◆ **TASK BRIEF**
Beneath this task is a listing. State how many of its lines include the string "stripes", giving nothing but the number.

◆ **SUPPLIED RECORDS**
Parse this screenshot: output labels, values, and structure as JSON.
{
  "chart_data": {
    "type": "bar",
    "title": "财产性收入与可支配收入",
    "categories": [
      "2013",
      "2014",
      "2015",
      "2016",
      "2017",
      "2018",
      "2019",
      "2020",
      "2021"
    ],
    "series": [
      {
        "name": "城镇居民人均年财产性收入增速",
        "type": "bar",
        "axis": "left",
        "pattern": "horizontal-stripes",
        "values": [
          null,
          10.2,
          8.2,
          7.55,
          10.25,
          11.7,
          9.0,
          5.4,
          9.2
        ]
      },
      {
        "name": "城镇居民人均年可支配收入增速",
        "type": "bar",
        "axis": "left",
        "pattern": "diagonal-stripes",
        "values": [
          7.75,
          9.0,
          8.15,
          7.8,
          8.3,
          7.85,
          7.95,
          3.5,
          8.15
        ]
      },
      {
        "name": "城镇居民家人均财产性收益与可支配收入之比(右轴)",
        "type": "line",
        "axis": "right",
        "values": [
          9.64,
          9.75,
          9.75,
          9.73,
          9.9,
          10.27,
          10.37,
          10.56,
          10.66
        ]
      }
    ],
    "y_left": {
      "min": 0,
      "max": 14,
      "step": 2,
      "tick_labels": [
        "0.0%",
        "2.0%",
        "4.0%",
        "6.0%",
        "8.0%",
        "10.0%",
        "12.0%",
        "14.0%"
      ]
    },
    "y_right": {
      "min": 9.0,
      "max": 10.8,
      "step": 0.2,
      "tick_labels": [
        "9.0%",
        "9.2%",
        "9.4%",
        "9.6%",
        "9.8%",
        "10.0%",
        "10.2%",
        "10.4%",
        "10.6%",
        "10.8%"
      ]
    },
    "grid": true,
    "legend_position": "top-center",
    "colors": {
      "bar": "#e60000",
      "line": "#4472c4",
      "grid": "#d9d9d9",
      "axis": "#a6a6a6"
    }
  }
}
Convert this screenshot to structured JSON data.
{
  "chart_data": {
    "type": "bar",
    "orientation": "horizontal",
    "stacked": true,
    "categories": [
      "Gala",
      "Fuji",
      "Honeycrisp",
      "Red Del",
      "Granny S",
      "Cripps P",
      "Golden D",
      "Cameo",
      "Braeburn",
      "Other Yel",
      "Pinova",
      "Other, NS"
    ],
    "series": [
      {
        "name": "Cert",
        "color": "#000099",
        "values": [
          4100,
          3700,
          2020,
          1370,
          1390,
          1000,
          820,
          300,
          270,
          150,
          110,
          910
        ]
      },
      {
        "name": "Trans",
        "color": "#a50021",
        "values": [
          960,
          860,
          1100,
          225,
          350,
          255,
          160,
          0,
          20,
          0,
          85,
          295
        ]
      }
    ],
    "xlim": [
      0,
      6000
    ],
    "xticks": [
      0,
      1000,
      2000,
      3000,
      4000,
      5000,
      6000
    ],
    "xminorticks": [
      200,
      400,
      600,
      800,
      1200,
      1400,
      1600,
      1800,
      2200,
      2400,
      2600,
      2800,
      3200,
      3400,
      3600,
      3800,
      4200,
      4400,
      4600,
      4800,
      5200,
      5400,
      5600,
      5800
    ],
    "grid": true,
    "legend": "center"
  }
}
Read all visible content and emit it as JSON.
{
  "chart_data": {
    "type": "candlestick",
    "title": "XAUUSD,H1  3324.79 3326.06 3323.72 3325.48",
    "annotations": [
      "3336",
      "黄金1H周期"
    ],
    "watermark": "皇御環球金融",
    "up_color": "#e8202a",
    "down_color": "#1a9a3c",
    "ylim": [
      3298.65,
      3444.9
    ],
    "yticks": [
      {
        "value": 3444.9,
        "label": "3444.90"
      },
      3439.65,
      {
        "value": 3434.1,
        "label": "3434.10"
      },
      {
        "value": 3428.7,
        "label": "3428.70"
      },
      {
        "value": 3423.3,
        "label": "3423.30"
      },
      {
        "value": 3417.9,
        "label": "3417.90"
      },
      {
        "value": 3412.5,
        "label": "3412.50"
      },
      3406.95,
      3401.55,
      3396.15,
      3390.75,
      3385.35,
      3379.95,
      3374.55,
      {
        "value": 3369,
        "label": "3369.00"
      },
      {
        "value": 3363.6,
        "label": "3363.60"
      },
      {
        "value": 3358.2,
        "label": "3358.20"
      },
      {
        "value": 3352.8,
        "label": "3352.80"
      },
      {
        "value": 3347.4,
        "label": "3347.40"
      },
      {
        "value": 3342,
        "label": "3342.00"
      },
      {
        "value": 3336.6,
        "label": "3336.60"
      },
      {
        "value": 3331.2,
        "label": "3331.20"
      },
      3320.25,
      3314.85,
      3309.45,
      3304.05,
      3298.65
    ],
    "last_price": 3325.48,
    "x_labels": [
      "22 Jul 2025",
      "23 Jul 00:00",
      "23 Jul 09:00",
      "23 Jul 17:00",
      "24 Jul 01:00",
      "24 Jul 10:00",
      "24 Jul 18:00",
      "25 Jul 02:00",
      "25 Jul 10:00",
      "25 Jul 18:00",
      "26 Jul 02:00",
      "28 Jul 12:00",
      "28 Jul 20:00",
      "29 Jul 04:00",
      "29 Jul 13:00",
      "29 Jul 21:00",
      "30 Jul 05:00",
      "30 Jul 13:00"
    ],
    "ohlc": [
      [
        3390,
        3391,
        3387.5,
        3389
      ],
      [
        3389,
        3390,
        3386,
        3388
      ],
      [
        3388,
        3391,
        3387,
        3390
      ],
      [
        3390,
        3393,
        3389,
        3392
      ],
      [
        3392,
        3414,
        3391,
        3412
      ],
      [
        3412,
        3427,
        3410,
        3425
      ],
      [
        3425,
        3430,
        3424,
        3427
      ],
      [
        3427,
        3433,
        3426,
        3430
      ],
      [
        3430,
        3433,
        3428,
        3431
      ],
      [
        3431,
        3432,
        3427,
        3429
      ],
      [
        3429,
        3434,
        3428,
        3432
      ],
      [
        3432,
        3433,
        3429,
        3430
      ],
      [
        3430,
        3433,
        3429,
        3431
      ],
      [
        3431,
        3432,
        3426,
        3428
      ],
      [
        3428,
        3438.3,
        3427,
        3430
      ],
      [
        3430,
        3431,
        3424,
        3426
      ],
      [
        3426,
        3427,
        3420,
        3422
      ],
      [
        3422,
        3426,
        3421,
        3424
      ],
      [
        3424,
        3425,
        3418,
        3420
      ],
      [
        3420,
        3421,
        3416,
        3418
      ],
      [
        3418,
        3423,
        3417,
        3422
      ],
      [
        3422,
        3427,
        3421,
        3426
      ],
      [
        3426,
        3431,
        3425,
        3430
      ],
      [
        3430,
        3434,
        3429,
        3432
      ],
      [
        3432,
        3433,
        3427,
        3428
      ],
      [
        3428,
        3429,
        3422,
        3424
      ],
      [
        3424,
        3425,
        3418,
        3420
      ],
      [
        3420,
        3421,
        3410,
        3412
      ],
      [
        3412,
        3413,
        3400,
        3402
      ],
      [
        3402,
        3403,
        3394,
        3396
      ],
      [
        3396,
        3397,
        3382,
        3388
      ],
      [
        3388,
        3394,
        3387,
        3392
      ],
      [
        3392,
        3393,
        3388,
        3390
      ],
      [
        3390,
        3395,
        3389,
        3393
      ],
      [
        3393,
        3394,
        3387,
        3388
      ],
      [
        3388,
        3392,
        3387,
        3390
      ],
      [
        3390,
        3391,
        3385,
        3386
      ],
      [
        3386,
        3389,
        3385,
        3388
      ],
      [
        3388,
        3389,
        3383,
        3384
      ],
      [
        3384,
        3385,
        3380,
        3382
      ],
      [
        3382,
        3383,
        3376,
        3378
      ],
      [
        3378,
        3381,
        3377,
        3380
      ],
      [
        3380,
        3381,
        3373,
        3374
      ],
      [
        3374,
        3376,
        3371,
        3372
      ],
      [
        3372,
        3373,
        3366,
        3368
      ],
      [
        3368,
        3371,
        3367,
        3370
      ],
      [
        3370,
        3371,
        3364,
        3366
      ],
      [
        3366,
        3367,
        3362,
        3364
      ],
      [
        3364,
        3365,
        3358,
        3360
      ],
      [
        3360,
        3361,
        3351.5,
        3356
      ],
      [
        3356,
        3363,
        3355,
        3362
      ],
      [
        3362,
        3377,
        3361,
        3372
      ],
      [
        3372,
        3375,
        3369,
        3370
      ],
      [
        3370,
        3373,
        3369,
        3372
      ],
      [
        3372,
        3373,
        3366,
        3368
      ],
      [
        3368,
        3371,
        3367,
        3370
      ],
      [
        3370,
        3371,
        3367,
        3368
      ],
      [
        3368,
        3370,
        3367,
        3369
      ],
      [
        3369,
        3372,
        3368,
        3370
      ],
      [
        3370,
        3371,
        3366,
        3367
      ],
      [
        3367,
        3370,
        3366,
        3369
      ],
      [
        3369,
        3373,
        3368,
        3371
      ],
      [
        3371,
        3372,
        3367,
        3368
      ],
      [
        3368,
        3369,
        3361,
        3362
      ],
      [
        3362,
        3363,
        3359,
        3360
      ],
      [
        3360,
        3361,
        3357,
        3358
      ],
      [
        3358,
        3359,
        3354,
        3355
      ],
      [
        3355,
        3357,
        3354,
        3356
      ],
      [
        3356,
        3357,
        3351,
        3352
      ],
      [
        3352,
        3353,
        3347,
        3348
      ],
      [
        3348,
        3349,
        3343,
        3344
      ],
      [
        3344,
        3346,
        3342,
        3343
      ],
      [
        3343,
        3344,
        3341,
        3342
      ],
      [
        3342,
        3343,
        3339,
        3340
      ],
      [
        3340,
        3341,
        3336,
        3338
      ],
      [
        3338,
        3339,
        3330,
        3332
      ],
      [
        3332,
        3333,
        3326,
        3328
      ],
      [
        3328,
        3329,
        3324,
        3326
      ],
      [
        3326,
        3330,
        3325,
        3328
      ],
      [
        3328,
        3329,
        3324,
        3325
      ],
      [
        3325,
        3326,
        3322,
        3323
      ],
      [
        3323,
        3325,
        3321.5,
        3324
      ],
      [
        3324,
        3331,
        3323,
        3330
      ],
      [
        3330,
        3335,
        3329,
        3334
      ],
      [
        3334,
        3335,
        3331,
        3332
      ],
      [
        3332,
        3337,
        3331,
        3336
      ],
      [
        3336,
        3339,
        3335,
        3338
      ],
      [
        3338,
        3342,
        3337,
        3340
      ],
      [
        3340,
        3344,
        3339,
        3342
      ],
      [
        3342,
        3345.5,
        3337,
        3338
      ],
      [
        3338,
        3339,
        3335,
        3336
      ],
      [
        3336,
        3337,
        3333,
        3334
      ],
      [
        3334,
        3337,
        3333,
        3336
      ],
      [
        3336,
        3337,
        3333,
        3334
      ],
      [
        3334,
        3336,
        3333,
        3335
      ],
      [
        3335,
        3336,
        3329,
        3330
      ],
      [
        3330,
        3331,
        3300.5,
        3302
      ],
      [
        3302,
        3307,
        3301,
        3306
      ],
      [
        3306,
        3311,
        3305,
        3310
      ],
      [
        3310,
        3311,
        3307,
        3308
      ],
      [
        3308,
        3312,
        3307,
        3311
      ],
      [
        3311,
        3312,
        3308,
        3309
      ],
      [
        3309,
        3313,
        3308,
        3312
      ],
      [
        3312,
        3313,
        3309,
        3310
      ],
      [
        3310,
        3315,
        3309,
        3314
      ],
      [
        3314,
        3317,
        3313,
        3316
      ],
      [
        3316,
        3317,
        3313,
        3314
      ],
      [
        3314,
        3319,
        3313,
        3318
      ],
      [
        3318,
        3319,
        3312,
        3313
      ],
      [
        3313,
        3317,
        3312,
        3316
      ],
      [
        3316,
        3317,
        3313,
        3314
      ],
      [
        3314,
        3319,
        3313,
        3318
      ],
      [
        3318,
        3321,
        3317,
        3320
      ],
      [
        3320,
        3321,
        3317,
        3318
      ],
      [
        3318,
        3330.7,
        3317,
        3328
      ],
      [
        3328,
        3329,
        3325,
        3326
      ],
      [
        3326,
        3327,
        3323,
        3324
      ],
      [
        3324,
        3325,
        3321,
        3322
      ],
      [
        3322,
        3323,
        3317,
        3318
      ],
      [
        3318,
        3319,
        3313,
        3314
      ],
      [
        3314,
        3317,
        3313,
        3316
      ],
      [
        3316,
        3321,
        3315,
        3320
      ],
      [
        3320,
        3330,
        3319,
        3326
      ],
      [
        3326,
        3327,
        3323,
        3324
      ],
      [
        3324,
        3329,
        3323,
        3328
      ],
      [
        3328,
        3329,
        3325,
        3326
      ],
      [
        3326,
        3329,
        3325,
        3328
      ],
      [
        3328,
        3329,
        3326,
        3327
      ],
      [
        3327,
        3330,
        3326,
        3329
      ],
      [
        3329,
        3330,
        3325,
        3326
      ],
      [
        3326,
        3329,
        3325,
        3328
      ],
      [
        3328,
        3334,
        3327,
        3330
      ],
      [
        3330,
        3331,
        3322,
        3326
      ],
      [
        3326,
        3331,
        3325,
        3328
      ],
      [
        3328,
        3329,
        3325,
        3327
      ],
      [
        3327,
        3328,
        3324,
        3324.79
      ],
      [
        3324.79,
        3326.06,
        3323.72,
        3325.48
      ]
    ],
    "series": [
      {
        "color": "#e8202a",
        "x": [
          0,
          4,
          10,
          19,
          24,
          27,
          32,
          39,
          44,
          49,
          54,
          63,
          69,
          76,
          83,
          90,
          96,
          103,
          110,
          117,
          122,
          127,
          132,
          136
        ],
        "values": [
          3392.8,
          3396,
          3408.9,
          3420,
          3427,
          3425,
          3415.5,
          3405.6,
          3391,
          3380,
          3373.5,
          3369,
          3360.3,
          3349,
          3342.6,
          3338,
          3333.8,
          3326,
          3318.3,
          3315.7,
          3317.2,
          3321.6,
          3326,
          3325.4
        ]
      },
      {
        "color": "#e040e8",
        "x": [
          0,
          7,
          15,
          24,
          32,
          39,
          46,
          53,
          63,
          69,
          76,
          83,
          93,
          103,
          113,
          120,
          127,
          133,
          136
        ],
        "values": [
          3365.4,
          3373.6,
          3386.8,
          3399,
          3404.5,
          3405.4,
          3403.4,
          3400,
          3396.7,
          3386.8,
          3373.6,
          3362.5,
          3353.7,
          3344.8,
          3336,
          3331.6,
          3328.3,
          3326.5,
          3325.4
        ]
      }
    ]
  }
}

◆ **ANSWER TO THE TASK**
2